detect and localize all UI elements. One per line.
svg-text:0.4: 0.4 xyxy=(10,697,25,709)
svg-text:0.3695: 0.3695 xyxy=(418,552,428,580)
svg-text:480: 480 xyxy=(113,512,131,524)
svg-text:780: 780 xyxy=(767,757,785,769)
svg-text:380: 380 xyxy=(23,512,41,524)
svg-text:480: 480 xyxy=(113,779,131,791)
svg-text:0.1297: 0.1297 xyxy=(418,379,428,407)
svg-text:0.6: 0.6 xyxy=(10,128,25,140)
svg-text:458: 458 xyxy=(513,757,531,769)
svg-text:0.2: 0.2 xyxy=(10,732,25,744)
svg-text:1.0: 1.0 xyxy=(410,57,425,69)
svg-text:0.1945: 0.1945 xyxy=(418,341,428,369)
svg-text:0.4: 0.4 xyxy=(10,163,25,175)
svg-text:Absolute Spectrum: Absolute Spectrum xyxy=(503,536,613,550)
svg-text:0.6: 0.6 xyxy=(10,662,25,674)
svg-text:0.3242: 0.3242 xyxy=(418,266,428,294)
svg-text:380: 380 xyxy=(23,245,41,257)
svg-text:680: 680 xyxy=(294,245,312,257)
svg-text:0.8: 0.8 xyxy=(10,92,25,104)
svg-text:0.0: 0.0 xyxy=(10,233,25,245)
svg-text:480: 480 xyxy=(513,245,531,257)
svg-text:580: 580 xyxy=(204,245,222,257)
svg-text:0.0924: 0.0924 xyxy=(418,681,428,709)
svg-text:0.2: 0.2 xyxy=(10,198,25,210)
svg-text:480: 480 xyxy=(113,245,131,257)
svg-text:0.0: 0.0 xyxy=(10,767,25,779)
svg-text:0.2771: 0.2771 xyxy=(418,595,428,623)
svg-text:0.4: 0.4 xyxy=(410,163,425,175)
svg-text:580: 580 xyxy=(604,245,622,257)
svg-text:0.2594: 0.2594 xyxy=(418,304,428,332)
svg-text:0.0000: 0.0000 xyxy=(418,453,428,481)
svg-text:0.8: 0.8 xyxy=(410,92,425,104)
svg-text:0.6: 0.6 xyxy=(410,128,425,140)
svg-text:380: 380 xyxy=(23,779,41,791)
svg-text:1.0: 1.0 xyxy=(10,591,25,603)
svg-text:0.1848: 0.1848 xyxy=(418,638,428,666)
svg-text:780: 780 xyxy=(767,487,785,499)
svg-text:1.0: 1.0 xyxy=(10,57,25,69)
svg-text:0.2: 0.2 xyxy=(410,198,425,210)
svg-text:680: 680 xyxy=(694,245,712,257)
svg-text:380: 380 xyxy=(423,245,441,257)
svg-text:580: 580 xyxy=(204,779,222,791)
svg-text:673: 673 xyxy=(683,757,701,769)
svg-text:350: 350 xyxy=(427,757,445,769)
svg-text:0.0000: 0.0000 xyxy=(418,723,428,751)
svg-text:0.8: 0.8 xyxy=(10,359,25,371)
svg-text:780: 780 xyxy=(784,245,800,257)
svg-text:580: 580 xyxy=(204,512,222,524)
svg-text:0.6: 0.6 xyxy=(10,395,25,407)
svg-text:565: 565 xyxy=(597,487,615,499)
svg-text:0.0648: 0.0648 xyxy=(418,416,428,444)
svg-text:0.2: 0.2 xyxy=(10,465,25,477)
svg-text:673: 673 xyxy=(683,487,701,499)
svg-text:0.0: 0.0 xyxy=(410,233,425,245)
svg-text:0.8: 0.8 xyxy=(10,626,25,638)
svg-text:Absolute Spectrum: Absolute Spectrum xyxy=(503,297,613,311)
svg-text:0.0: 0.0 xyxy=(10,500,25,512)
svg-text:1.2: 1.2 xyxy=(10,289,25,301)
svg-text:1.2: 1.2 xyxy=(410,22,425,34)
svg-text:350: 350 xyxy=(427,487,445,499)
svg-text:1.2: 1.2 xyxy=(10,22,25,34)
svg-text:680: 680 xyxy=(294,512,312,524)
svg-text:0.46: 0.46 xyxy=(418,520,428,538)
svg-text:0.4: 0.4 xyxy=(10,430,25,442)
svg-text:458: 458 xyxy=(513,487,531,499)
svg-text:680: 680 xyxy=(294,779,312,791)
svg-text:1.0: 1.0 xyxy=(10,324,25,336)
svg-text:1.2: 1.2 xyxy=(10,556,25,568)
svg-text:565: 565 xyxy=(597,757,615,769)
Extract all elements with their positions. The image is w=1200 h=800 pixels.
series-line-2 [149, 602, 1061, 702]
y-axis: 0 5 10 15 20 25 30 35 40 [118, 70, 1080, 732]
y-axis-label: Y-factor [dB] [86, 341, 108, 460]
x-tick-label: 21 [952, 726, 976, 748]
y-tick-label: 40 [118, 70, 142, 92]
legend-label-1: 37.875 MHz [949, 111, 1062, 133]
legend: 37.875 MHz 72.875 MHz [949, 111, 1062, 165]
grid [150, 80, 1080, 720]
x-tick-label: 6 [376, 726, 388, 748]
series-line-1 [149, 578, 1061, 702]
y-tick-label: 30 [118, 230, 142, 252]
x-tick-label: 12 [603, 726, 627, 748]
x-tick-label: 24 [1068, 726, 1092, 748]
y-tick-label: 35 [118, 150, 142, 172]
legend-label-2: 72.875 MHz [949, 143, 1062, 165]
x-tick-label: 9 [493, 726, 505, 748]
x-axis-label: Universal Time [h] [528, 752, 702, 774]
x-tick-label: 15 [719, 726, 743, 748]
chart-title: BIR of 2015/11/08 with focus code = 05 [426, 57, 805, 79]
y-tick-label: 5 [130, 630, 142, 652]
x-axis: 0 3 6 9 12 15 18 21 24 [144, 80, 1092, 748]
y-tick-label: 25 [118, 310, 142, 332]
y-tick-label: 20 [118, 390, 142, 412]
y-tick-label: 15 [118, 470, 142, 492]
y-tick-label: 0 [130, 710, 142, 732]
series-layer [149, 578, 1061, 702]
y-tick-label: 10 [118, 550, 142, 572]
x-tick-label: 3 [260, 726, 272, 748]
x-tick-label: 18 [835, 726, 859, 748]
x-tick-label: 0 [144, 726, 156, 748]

> Do this
Print the data above without any changes, starting at its first line and ending at the line that contains "svg-text:0.1945: 0.1945 xyxy=(418,341,428,369)", with both of those lines included.

> Answer for this exercise
detect and localize all UI elements. One per line.
svg-text:0.4: 0.4 xyxy=(10,697,25,709)
svg-text:0.3695: 0.3695 xyxy=(418,552,428,580)
svg-text:480: 480 xyxy=(113,512,131,524)
svg-text:780: 780 xyxy=(767,757,785,769)
svg-text:380: 380 xyxy=(23,512,41,524)
svg-text:480: 480 xyxy=(113,779,131,791)
svg-text:0.1297: 0.1297 xyxy=(418,379,428,407)
svg-text:0.6: 0.6 xyxy=(10,128,25,140)
svg-text:458: 458 xyxy=(513,757,531,769)
svg-text:0.2: 0.2 xyxy=(10,732,25,744)
svg-text:1.0: 1.0 xyxy=(410,57,425,69)
svg-text:0.1945: 0.1945 xyxy=(418,341,428,369)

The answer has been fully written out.